Task details: Every record should be written out exactly, with the pictures left out.

===============

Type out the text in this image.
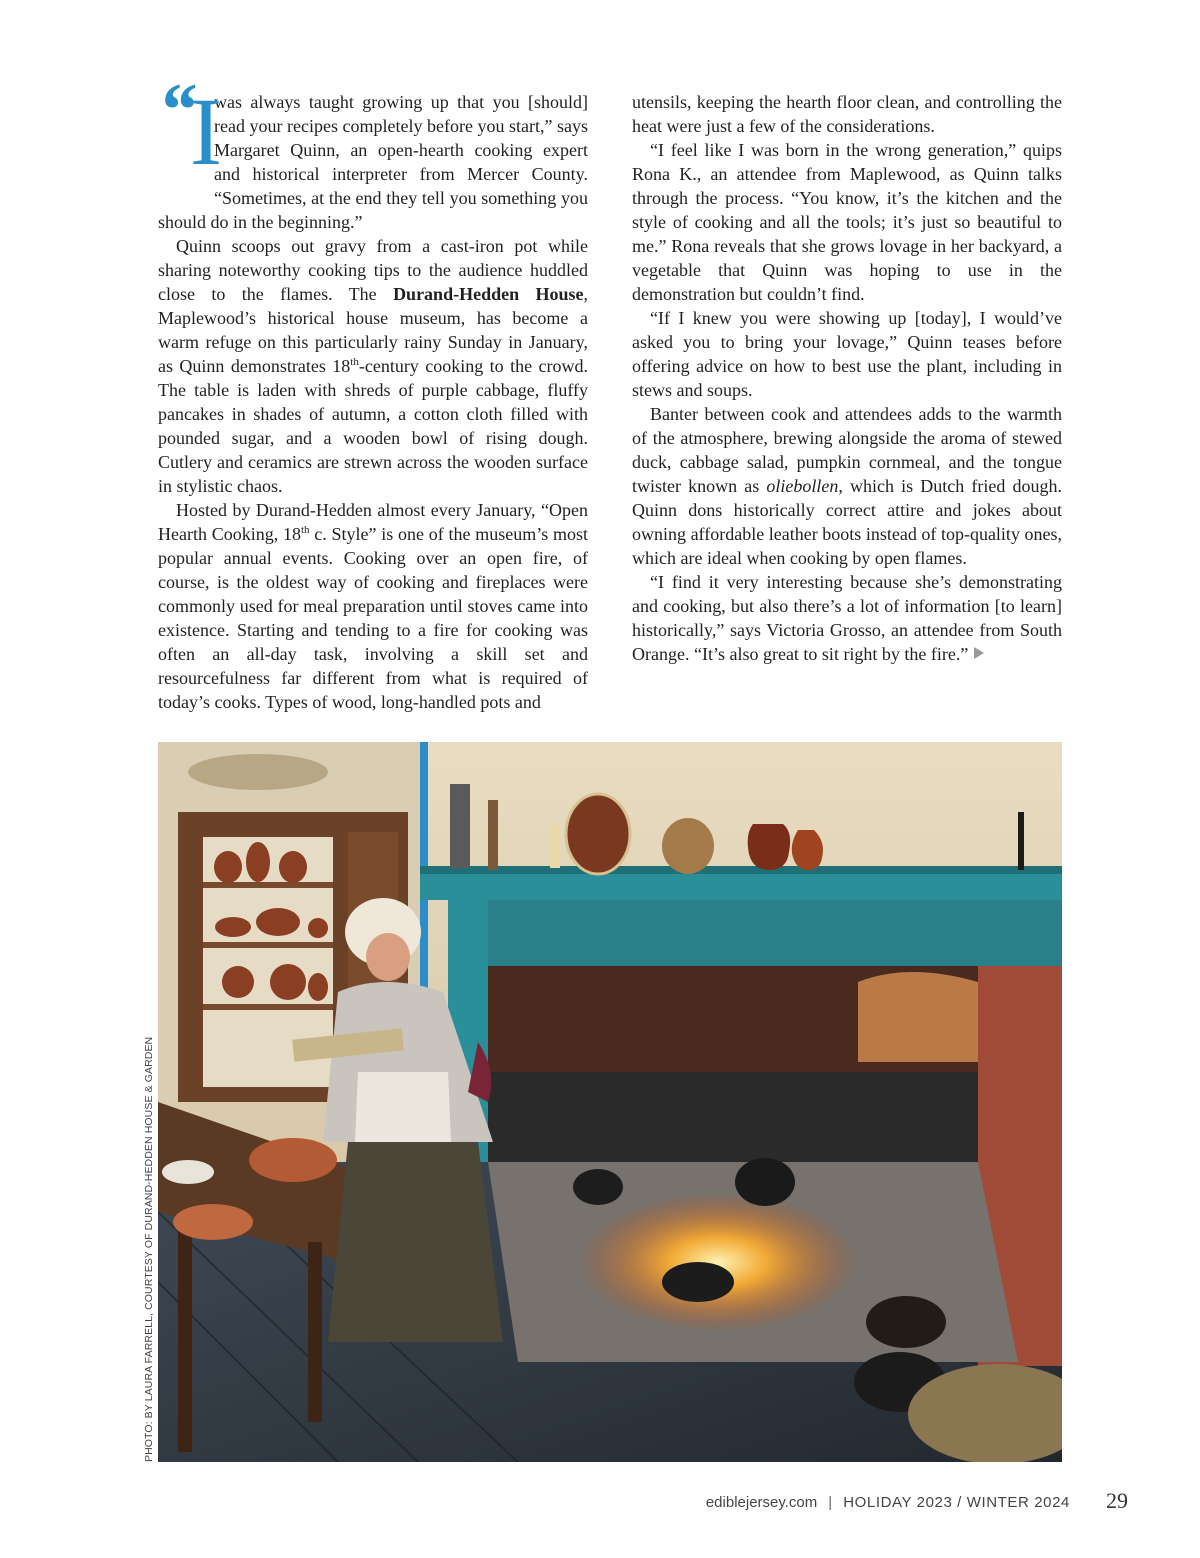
“ I
was always taught growing up that you [should] read your recipes completely before you start,” says Margaret Quinn, an open-hearth cooking expert and historical interpreter from Mercer County. “Sometimes, at the end they tell you something you should do in the beginning.”

Quinn scoops out gravy from a cast-iron pot while sharing noteworthy cooking tips to the audience huddled close to the flames. The Durand-Hedden House, Maplewood’s historical house museum, has become a warm refuge on this particularly rainy Sunday in January, as Quinn demonstrates 18th-century cooking to the crowd. The table is laden with shreds of purple cabbage, fluffy pancakes in shades of autumn, a cotton cloth filled with pounded sugar, and a wooden bowl of rising dough. Cutlery and ceramics are strewn across the wooden surface in stylistic chaos.

Hosted by Durand-Hedden almost every January, “Open Hearth Cooking, 18th c. Style” is one of the museum’s most popular annual events. Cooking over an open fire, of course, is the oldest way of cooking and fireplaces were commonly used for meal preparation until stoves came into existence. Starting and tending to a fire for cooking was often an all-day task, involving a skill set and resourcefulness far different from what is required of today’s cooks. Types of wood, long-handled pots and

utensils, keeping the hearth floor clean, and controlling the heat were just a few of the considerations.

“I feel like I was born in the wrong generation,” quips Rona K., an attendee from Maplewood, as Quinn talks through the process. “You know, it’s the kitchen and the style of cooking and all the tools; it’s just so beautiful to me.” Rona reveals that she grows lovage in her backyard, a vegetable that Quinn was hoping to use in the demonstration but couldn’t find.

“If I knew you were showing up [today], I would’ve asked you to bring your lovage,” Quinn teases before offering advice on how to best use the plant, including in stews and soups.

Banter between cook and attendees adds to the warmth of the atmosphere, brewing alongside the aroma of stewed duck, cabbage salad, pumpkin cornmeal, and the tongue twister known as oliebollen, which is Dutch fried dough. Quinn dons historically correct attire and jokes about owning affordable leather boots instead of top-quality ones, which are ideal when cooking by open flames.

“I find it very interesting because she’s demonstrating and cooking, but also there’s a lot of information [to learn] historically,” says Victoria Grosso, an attendee from South Orange. “It’s also great to sit right by the fire.”

PHOTO: BY LAURA FARRELL, COURTESY OF DURAND-HEDDEN HOUSE & GARDEN
ediblejersey.com | HOLIDAY 2023 / WINTER 2024 29
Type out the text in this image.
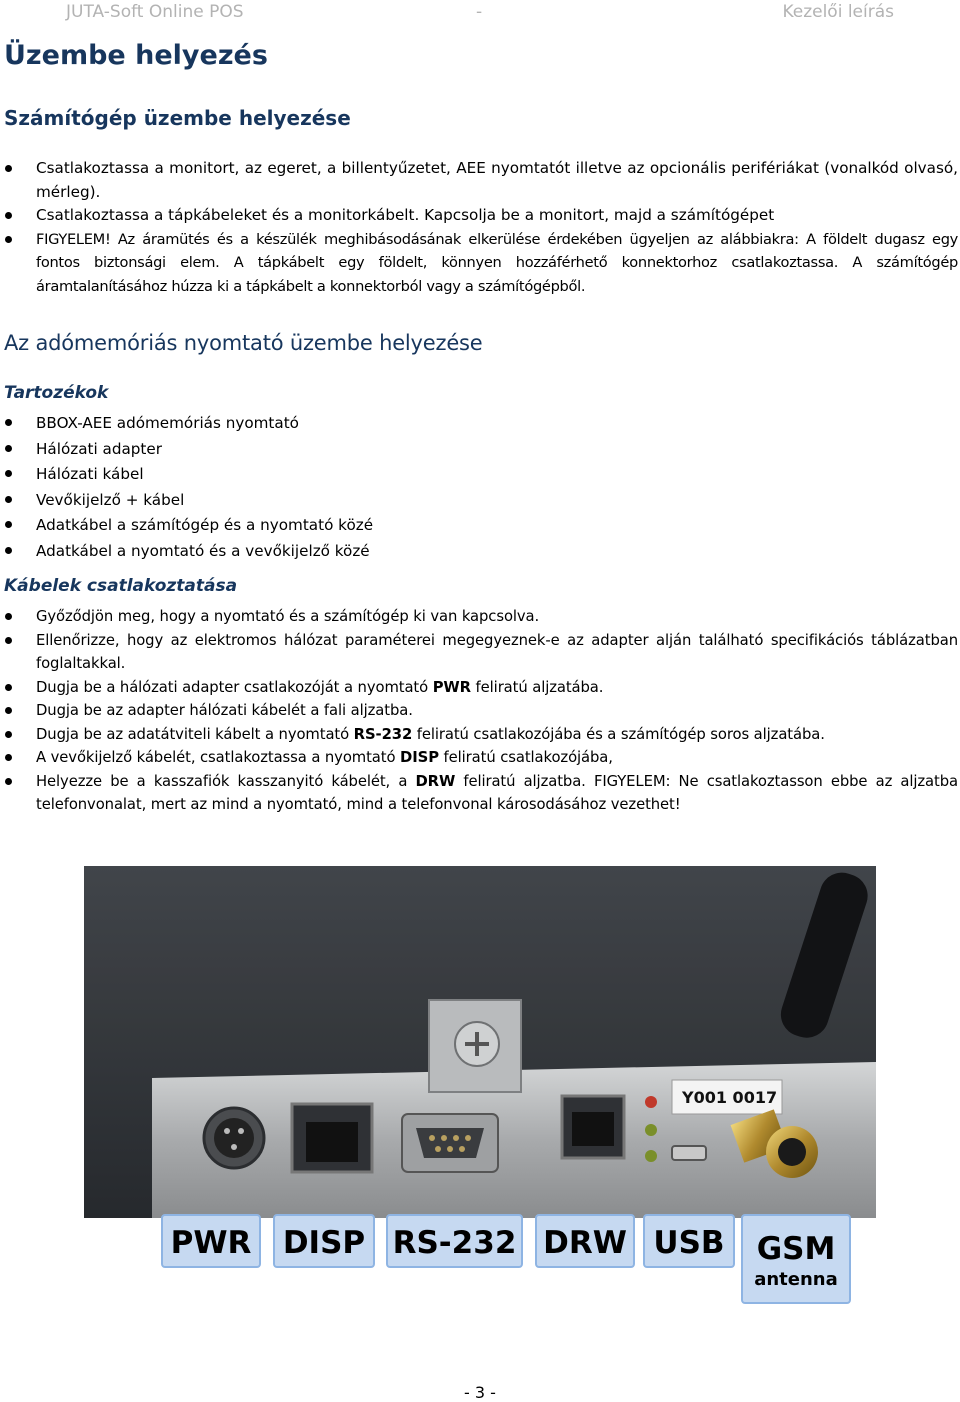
JUTA-Soft Online POS	-	Kezelői leírás
Üzembe helyezés
Számítógép üzembe helyezése
Csatlakoztassa a monitort, az egeret, a billentyűzetet, AEE nyomtatót illetve az opcionális perifériákat (vonalkód olvasó, mérleg).
Csatlakoztassa a tápkábeleket és a monitorkábelt. Kapcsolja be a monitort, majd a számítógépet
FIGYELEM! Az áramütés és a készülék meghibásodásának elkerülése érdekében ügyeljen az alábbiakra: A földelt dugasz egy fontos biztonsági elem. A tápkábelt egy földelt, könnyen hozzáférhető konnektorhoz csatlakoztassa. A számítógép áramtalanításához húzza ki a tápkábelt a konnektorból vagy a számítógépből.
Az adómemóriás nyomtató üzembe helyezése
Tartozékok
BBOX-AEE adómemóriás nyomtató
Hálózati adapter
Hálózati kábel
Vevőkijelző + kábel
Adatkábel a számítógép és a nyomtató közé
Adatkábel a nyomtató és a vevőkijelző közé
Kábelek csatlakoztatása
Győződjön meg, hogy a nyomtató és a számítógép ki van kapcsolva.
Ellenőrizze, hogy az elektromos hálózat paraméterei megegyeznek-e az adapter alján található specifikációs táblázatban foglaltakkal.
Dugja be a hálózati adapter csatlakozóját a nyomtató PWR feliratú aljzatába.
Dugja be az adapter hálózati kábelét a fali aljzatba.
Dugja be az adatátviteli kábelt a nyomtató RS-232 feliratú csatlakozójába és a számítógép soros aljzatába.
A vevőkijelző kábelét, csatlakoztassa a nyomtató DISP feliratú csatlakozójába,
Helyezze be a kasszafiók kasszanyitó kábelét, a DRW feliratú aljzatba. FIGYELEM: Ne csatlakoztasson ebbe az aljzatba telefonvonalat, mert az mind a nyomtató, mind a telefonvonal károsodásához vezethet!
Y001 0017
PWR	DISP RS-232 DRW USB	GSM
antenna
- 3 -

===============

Task solution:
Type out the text in this image.
“ I
was always taught growing up that you [should] read your recipes completely before you start,” says Margaret Quinn, an open-hearth cooking expert and historical interpreter from Mercer County. “Sometimes, at the end they tell you something you should do in the beginning.”

Quinn scoops out gravy from a cast-iron pot while sharing noteworthy cooking tips to the audience huddled close to the flames. The Durand-Hedden House, Maplewood’s historical house museum, has become a warm refuge on this particularly rainy Sunday in January, as Quinn demonstrates 18th-century cooking to the crowd. The table is laden with shreds of purple cabbage, fluffy pancakes in shades of autumn, a cotton cloth filled with pounded sugar, and a wooden bowl of rising dough. Cutlery and ceramics are strewn across the wooden surface in stylistic chaos.

Hosted by Durand-Hedden almost every January, “Open Hearth Cooking, 18th c. Style” is one of the museum’s most popular annual events. Cooking over an open fire, of course, is the oldest way of cooking and fireplaces were commonly used for meal preparation until stoves came into existence. Starting and tending to a fire for cooking was often an all-day task, involving a skill set and resourcefulness far different from what is required of today’s cooks. Types of wood, long-handled pots and

utensils, keeping the hearth floor clean, and controlling the heat were just a few of the considerations.

“I feel like I was born in the wrong generation,” quips Rona K., an attendee from Maplewood, as Quinn talks through the process. “You know, it’s the kitchen and the style of cooking and all the tools; it’s just so beautiful to me.” Rona reveals that she grows lovage in her backyard, a vegetable that Quinn was hoping to use in the demonstration but couldn’t find.

“If I knew you were showing up [today], I would’ve asked you to bring your lovage,” Quinn teases before offering advice on how to best use the plant, including in stews and soups.

Banter between cook and attendees adds to the warmth of the atmosphere, brewing alongside the aroma of stewed duck, cabbage salad, pumpkin cornmeal, and the tongue twister known as oliebollen, which is Dutch fried dough. Quinn dons historically correct attire and jokes about owning affordable leather boots instead of top-quality ones, which are ideal when cooking by open flames.

“I find it very interesting because she’s demonstrating and cooking, but also there’s a lot of information [to learn] historically,” says Victoria Grosso, an attendee from South Orange. “It’s also great to sit right by the fire.”

PHOTO: BY LAURA FARRELL, COURTESY OF DURAND-HEDDEN HOUSE & GARDEN
ediblejersey.com | HOLIDAY 2023 / WINTER 2024 29
Type out the text in this image.
JUTA-Soft Online POS	-	Kezelői leírás
Üzembe helyezés
Számítógép üzembe helyezése
Csatlakoztassa a monitort, az egeret, a billentyűzetet, AEE nyomtatót illetve az opcionális perifériákat (vonalkód olvasó, mérleg).
Csatlakoztassa a tápkábeleket és a monitorkábelt. Kapcsolja be a monitort, majd a számítógépet
FIGYELEM! Az áramütés és a készülék meghibásodásának elkerülése érdekében ügyeljen az alábbiakra: A földelt dugasz egy fontos biztonsági elem. A tápkábelt egy földelt, könnyen hozzáférhető konnektorhoz csatlakoztassa. A számítógép áramtalanításához húzza ki a tápkábelt a konnektorból vagy a számítógépből.
Az adómemóriás nyomtató üzembe helyezése
Tartozékok
BBOX-AEE adómemóriás nyomtató
Hálózati adapter
Hálózati kábel
Vevőkijelző + kábel
Adatkábel a számítógép és a nyomtató közé
Adatkábel a nyomtató és a vevőkijelző közé
Kábelek csatlakoztatása
Győződjön meg, hogy a nyomtató és a számítógép ki van kapcsolva.
Ellenőrizze, hogy az elektromos hálózat paraméterei megegyeznek-e az adapter alján található specifikációs táblázatban foglaltakkal.
Dugja be a hálózati adapter csatlakozóját a nyomtató PWR feliratú aljzatába.
Dugja be az adapter hálózati kábelét a fali aljzatba.
Dugja be az adatátviteli kábelt a nyomtató RS-232 feliratú csatlakozójába és a számítógép soros aljzatába.
A vevőkijelző kábelét, csatlakoztassa a nyomtató DISP feliratú csatlakozójába,
Helyezze be a kasszafiók kasszanyitó kábelét, a DRW feliratú aljzatba. FIGYELEM: Ne csatlakoztasson ebbe az aljzatba telefonvonalat, mert az mind a nyomtató, mind a telefonvonal károsodásához vezethet!
Y001 0017
PWR	DISP RS-232 DRW USB	GSM
antenna
- 3 -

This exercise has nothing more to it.